> What needs to be done: Find every line in the records below that contains the word "here", and copy each such line.
— start Information shown —
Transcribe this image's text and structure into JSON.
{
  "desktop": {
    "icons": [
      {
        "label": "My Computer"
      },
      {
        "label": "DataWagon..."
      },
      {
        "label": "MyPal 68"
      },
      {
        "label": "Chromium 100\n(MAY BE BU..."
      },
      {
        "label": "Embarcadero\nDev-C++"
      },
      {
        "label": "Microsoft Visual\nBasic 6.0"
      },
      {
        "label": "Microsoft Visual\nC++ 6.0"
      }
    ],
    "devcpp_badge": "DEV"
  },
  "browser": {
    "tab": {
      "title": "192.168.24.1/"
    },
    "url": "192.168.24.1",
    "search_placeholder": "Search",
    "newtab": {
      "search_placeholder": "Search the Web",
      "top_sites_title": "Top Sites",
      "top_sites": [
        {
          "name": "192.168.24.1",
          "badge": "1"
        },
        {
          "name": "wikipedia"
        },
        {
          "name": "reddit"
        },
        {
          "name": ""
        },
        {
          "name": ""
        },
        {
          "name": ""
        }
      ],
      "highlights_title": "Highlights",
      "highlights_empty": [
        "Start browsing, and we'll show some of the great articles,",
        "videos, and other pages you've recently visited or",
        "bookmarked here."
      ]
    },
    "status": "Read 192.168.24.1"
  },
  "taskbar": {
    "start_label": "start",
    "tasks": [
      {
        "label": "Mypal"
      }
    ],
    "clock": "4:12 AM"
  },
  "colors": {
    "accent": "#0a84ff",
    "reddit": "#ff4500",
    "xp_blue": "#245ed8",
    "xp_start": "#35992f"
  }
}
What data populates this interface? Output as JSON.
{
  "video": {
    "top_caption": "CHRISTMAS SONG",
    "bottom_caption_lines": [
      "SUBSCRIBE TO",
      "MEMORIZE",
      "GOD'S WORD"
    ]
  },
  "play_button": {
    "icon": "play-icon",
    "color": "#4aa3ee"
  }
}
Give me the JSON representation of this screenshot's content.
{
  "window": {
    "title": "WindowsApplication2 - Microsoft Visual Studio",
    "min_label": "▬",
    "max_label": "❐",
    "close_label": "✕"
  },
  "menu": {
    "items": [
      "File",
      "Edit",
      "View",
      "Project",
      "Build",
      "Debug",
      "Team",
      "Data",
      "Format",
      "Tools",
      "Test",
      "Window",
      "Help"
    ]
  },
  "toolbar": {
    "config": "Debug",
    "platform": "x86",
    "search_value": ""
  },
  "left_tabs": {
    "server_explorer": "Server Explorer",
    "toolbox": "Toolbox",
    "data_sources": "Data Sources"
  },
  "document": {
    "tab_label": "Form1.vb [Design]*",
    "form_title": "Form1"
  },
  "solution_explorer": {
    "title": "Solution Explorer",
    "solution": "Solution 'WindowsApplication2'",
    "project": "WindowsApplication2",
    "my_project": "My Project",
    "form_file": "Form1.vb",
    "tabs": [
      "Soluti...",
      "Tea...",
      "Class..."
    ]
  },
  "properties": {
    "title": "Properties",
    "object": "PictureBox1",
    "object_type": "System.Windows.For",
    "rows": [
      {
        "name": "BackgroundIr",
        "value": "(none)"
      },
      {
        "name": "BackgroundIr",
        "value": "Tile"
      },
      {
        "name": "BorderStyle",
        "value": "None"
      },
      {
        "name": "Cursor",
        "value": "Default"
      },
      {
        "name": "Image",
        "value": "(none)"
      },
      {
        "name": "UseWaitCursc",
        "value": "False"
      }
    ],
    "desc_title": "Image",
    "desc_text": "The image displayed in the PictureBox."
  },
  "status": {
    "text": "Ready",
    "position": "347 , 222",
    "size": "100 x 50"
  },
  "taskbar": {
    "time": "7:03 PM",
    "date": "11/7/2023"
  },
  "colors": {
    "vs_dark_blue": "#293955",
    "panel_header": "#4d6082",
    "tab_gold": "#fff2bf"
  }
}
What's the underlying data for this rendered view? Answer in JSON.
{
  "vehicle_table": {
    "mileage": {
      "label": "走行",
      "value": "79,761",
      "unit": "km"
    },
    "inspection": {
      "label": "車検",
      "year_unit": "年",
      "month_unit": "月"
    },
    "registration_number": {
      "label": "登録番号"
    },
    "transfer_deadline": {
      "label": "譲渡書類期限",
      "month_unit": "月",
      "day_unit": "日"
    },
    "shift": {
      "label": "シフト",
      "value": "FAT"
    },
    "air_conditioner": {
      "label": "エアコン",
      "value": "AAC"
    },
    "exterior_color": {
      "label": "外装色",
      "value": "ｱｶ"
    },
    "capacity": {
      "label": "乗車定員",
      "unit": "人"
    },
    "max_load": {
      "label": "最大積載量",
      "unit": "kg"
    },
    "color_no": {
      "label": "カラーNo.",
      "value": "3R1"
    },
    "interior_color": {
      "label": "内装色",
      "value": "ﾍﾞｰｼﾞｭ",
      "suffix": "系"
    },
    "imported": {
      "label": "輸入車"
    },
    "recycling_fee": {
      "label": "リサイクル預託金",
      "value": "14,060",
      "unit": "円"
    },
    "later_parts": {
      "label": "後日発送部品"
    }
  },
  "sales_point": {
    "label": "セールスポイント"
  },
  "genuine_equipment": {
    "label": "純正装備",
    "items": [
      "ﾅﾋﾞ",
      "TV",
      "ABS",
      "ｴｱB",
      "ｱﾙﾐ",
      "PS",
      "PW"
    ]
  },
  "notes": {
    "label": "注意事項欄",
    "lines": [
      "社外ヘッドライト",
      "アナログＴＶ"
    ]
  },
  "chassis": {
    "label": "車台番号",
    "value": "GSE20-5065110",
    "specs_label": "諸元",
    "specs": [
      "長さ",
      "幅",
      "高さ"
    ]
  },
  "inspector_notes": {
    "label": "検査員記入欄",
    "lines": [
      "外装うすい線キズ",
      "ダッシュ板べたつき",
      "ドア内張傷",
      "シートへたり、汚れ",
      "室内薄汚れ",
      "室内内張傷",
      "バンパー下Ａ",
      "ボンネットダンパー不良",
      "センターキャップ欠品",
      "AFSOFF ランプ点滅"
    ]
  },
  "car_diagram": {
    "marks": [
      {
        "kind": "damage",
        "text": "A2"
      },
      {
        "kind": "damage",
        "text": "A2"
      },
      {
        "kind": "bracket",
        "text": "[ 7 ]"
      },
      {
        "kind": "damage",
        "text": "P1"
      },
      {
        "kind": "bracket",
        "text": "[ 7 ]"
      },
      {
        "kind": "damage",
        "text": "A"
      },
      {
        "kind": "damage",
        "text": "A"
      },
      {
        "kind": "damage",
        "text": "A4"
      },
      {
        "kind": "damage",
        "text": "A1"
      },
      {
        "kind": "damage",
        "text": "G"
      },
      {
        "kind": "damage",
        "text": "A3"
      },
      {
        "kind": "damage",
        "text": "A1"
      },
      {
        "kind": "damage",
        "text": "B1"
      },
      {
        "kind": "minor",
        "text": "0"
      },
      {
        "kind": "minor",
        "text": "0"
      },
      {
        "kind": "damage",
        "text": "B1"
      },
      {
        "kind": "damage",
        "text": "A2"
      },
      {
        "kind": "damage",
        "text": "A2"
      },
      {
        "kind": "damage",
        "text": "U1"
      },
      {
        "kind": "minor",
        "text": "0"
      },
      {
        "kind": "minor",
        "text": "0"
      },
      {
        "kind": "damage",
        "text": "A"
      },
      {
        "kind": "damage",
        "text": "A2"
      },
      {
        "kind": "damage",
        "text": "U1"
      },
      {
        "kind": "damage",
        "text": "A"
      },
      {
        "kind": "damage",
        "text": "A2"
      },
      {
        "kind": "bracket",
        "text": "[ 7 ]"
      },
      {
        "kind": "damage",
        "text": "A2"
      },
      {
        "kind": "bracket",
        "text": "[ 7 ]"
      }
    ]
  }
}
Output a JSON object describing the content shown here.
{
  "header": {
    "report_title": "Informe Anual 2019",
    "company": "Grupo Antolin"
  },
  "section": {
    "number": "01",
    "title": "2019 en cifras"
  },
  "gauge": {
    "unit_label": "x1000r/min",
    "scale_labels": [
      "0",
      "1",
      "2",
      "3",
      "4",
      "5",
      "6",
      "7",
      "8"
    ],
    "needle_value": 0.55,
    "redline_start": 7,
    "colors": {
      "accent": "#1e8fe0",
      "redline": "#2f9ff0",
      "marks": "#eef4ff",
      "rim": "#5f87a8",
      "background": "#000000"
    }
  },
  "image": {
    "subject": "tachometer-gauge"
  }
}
— end Information shown —
> The response:
        "bookmarked here."
Output a JSON object describing the content shown here.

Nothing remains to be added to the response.